__WHAT YOU HAVE TO DO__
Repeat every line of the material, character for character.

__ENTRIES SHOWN__
┌──
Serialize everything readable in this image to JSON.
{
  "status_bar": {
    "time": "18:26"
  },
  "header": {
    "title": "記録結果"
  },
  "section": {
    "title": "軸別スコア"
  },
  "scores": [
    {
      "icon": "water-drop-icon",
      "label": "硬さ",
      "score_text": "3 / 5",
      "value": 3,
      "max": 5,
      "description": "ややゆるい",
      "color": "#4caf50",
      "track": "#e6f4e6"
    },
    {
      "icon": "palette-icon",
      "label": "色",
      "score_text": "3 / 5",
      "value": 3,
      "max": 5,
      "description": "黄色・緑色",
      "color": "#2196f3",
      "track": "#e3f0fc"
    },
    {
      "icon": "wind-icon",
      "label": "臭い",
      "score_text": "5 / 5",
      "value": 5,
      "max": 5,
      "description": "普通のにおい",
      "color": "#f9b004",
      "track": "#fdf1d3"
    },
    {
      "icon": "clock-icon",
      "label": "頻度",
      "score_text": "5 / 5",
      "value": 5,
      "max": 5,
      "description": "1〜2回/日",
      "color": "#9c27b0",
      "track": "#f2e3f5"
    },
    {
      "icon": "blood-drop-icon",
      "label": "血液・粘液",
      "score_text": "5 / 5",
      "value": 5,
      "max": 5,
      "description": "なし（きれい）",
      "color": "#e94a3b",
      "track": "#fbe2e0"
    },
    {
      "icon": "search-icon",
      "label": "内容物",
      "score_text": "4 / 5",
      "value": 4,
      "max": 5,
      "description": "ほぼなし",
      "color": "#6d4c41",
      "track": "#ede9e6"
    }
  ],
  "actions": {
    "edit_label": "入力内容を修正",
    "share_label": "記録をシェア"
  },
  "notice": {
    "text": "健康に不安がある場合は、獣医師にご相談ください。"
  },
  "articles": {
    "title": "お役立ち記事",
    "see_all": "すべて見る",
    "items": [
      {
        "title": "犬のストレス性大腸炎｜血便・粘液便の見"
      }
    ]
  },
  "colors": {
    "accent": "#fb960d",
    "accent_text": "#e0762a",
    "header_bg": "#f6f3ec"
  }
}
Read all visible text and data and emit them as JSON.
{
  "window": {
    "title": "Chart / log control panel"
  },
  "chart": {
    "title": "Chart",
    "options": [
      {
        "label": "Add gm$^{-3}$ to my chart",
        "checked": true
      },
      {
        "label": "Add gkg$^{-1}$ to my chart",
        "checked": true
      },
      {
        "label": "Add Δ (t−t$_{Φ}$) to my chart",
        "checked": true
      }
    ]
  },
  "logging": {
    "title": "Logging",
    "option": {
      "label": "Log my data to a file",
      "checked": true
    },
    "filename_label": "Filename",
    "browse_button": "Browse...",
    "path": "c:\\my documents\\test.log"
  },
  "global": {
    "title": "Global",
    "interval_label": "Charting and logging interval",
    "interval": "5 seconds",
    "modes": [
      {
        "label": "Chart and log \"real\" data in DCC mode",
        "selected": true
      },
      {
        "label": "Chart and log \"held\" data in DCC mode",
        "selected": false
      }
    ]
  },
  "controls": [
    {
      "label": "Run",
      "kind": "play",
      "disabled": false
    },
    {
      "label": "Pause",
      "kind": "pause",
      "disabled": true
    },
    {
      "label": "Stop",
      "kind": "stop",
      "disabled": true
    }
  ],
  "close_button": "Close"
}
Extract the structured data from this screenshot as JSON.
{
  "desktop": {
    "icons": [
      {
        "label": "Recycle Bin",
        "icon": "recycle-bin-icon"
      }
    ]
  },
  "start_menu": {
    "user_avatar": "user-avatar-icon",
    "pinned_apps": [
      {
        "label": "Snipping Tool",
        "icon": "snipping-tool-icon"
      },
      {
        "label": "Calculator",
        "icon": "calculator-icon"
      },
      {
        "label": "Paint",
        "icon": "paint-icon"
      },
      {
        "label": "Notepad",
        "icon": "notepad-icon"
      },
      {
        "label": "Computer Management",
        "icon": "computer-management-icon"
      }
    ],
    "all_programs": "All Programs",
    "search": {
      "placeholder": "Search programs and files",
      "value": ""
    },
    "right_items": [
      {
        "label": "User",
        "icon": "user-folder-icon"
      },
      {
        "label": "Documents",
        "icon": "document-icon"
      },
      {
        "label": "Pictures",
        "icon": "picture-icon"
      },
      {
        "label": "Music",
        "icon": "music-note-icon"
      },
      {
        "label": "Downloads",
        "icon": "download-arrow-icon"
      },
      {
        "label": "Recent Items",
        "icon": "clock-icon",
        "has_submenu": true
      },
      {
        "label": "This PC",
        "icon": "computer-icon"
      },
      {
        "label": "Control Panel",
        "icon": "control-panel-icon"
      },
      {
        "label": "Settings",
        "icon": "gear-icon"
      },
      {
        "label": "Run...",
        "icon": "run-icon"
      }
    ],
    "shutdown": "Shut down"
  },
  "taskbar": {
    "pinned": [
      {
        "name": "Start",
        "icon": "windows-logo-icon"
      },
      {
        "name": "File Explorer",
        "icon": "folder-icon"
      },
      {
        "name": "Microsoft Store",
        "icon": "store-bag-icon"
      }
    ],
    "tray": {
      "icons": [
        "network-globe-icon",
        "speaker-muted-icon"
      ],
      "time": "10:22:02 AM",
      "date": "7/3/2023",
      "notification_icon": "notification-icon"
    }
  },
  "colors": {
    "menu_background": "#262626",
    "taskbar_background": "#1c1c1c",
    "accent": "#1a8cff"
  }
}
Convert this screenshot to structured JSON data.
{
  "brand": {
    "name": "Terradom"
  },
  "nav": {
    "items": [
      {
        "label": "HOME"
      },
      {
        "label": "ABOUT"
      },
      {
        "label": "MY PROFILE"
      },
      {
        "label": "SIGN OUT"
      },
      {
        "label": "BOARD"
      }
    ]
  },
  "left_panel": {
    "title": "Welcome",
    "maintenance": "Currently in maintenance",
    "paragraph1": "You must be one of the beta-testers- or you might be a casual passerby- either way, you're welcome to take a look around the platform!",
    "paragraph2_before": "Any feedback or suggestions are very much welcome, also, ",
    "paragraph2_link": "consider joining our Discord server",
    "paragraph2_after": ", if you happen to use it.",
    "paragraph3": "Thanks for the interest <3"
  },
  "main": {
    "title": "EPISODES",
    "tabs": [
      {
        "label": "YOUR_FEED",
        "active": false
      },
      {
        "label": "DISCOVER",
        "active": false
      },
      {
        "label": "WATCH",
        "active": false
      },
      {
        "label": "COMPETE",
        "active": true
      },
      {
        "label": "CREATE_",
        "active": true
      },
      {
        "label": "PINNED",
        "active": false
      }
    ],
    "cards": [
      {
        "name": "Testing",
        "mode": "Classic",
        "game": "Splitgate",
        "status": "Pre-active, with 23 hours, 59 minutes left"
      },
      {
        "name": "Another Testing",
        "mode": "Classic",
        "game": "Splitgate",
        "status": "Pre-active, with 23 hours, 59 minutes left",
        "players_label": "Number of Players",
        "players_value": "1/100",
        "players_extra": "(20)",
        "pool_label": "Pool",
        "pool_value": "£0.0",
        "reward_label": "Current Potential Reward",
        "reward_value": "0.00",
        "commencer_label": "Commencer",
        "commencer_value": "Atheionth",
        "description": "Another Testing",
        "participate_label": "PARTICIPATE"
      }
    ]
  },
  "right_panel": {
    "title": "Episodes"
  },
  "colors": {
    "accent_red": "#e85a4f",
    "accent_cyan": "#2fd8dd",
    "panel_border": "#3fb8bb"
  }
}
└──
__COMPLETED EXERCISE__
Serialize everything readable in this image to JSON.
{
  "status_bar": {
    "time": "18:26"
  },
  "header": {
    "title": "記録結果"
  },
  "section": {
    "title": "軸別スコア"
  },
  "scores": [
    {
      "icon": "water-drop-icon",
      "label": "硬さ",
      "score_text": "3 / 5",
      "value": 3,
      "max": 5,
      "description": "ややゆるい",
      "color": "#4caf50",
      "track": "#e6f4e6"
    },
    {
      "icon": "palette-icon",
      "label": "色",
      "score_text": "3 / 5",
      "value": 3,
      "max": 5,
      "description": "黄色・緑色",
      "color": "#2196f3",
      "track": "#e3f0fc"
    },
    {
      "icon": "wind-icon",
      "label": "臭い",
      "score_text": "5 / 5",
      "value": 5,
      "max": 5,
      "description": "普通のにおい",
      "color": "#f9b004",
      "track": "#fdf1d3"
    },
    {
      "icon": "clock-icon",
      "label": "頻度",
      "score_text": "5 / 5",
      "value": 5,
      "max": 5,
      "description": "1〜2回/日",
      "color": "#9c27b0",
      "track": "#f2e3f5"
    },
    {
      "icon": "blood-drop-icon",
      "label": "血液・粘液",
      "score_text": "5 / 5",
      "value": 5,
      "max": 5,
      "description": "なし（きれい）",
      "color": "#e94a3b",
      "track": "#fbe2e0"
    },
    {
      "icon": "search-icon",
      "label": "内容物",
      "score_text": "4 / 5",
      "value": 4,
      "max": 5,
      "description": "ほぼなし",
      "color": "#6d4c41",
      "track": "#ede9e6"
    }
  ],
  "actions": {
    "edit_label": "入力内容を修正",
    "share_label": "記録をシェア"
  },
  "notice": {
    "text": "健康に不安がある場合は、獣医師にご相談ください。"
  },
  "articles": {
    "title": "お役立ち記事",
    "see_all": "すべて見る",
    "items": [
      {
        "title": "犬のストレス性大腸炎｜血便・粘液便の見"
      }
    ]
  },
  "colors": {
    "accent": "#fb960d",
    "accent_text": "#e0762a",
    "header_bg": "#f6f3ec"
  }
}
Read all visible text and data and emit them as JSON.
{
  "window": {
    "title": "Chart / log control panel"
  },
  "chart": {
    "title": "Chart",
    "options": [
      {
        "label": "Add gm$^{-3}$ to my chart",
        "checked": true
      },
      {
        "label": "Add gkg$^{-1}$ to my chart",
        "checked": true
      },
      {
        "label": "Add Δ (t−t$_{Φ}$) to my chart",
        "checked": true
      }
    ]
  },
  "logging": {
    "title": "Logging",
    "option": {
      "label": "Log my data to a file",
      "checked": true
    },
    "filename_label": "Filename",
    "browse_button": "Browse...",
    "path": "c:\\my documents\\test.log"
  },
  "global": {
    "title": "Global",
    "interval_label": "Charting and logging interval",
    "interval": "5 seconds",
    "modes": [
      {
        "label": "Chart and log \"real\" data in DCC mode",
        "selected": true
      },
      {
        "label": "Chart and log \"held\" data in DCC mode",
        "selected": false
      }
    ]
  },
  "controls": [
    {
      "label": "Run",
      "kind": "play",
      "disabled": false
    },
    {
      "label": "Pause",
      "kind": "pause",
      "disabled": true
    },
    {
      "label": "Stop",
      "kind": "stop",
      "disabled": true
    }
  ],
  "close_button": "Close"
}
Extract the structured data from this screenshot as JSON.
{
  "desktop": {
    "icons": [
      {
        "label": "Recycle Bin",
        "icon": "recycle-bin-icon"
      }
    ]
  },
  "start_menu": {
    "user_avatar": "user-avatar-icon",
    "pinned_apps": [
      {
        "label": "Snipping Tool",
        "icon": "snipping-tool-icon"
      },
      {
        "label": "Calculator",
        "icon": "calculator-icon"
      },
      {
        "label": "Paint",
        "icon": "paint-icon"
      },
      {
        "label": "Notepad",
        "icon": "notepad-icon"
      },
      {
        "label": "Computer Management",
        "icon": "computer-management-icon"
      }
    ],
    "all_programs": "All Programs",
    "search": {
      "placeholder": "Search programs and files",
      "value": ""
    },
    "right_items": [
      {
        "label": "User",
        "icon": "user-folder-icon"
      },
      {
        "label": "Documents",
        "icon": "document-icon"
      },
      {
        "label": "Pictures",
        "icon": "picture-icon"
      },
      {
        "label": "Music",
        "icon": "music-note-icon"
      },
      {
        "label": "Downloads",
        "icon": "download-arrow-icon"
      },
      {
        "label": "Recent Items",
        "icon": "clock-icon",
        "has_submenu": true
      },
      {
        "label": "This PC",
        "icon": "computer-icon"
      },
      {
        "label": "Control Panel",
        "icon": "control-panel-icon"
      },
      {
        "label": "Settings",
        "icon": "gear-icon"
      },
      {
        "label": "Run...",
        "icon": "run-icon"
      }
    ],
    "shutdown": "Shut down"
  },
  "taskbar": {
    "pinned": [
      {
        "name": "Start",
        "icon": "windows-logo-icon"
      },
      {
        "name": "File Explorer",
        "icon": "folder-icon"
      },
      {
        "name": "Microsoft Store",
        "icon": "store-bag-icon"
      }
    ],
    "tray": {
      "icons": [
        "network-globe-icon",
        "speaker-muted-icon"
      ],
      "time": "10:22:02 AM",
      "date": "7/3/2023",
      "notification_icon": "notification-icon"
    }
  },
  "colors": {
    "menu_background": "#262626",
    "taskbar_background": "#1c1c1c",
    "accent": "#1a8cff"
  }
}
Convert this screenshot to structured JSON data.
{
  "brand": {
    "name": "Terradom"
  },
  "nav": {
    "items": [
      {
        "label": "HOME"
      },
      {
        "label": "ABOUT"
      },
      {
        "label": "MY PROFILE"
      },
      {
        "label": "SIGN OUT"
      },
      {
        "label": "BOARD"
      }
    ]
  },
  "left_panel": {
    "title": "Welcome",
    "maintenance": "Currently in maintenance",
    "paragraph1": "You must be one of the beta-testers- or you might be a casual passerby- either way, you're welcome to take a look around the platform!",
    "paragraph2_before": "Any feedback or suggestions are very much welcome, also, ",
    "paragraph2_link": "consider joining our Discord server",
    "paragraph2_after": ", if you happen to use it.",
    "paragraph3": "Thanks for the interest <3"
  },
  "main": {
    "title": "EPISODES",
    "tabs": [
      {
        "label": "YOUR_FEED",
        "active": false
      },
      {
        "label": "DISCOVER",
        "active": false
      },
      {
        "label": "WATCH",
        "active": false
      },
      {
        "label": "COMPETE",
        "active": true
      },
      {
        "label": "CREATE_",
        "active": true
      },
      {
        "label": "PINNED",
        "active": false
      }
    ],
    "cards": [
      {
        "name": "Testing",
        "mode": "Classic",
        "game": "Splitgate",
        "status": "Pre-active, with 23 hours, 59 minutes left"
      },
      {
        "name": "Another Testing",
        "mode": "Classic",
        "game": "Splitgate",
        "status": "Pre-active, with 23 hours, 59 minutes left",
        "players_label": "Number of Players",
        "players_value": "1/100",
        "players_extra": "(20)",
        "pool_label": "Pool",
        "pool_value": "£0.0",
        "reward_label": "Current Potential Reward",
        "reward_value": "0.00",
        "commencer_label": "Commencer",
        "commencer_value": "Atheionth",
        "description": "Another Testing",
        "participate_label": "PARTICIPATE"
      }
    ]
  },
  "right_panel": {
    "title": "Episodes"
  },
  "colors": {
    "accent_red": "#e85a4f",
    "accent_cyan": "#2fd8dd",
    "panel_border": "#3fb8bb"
  }
}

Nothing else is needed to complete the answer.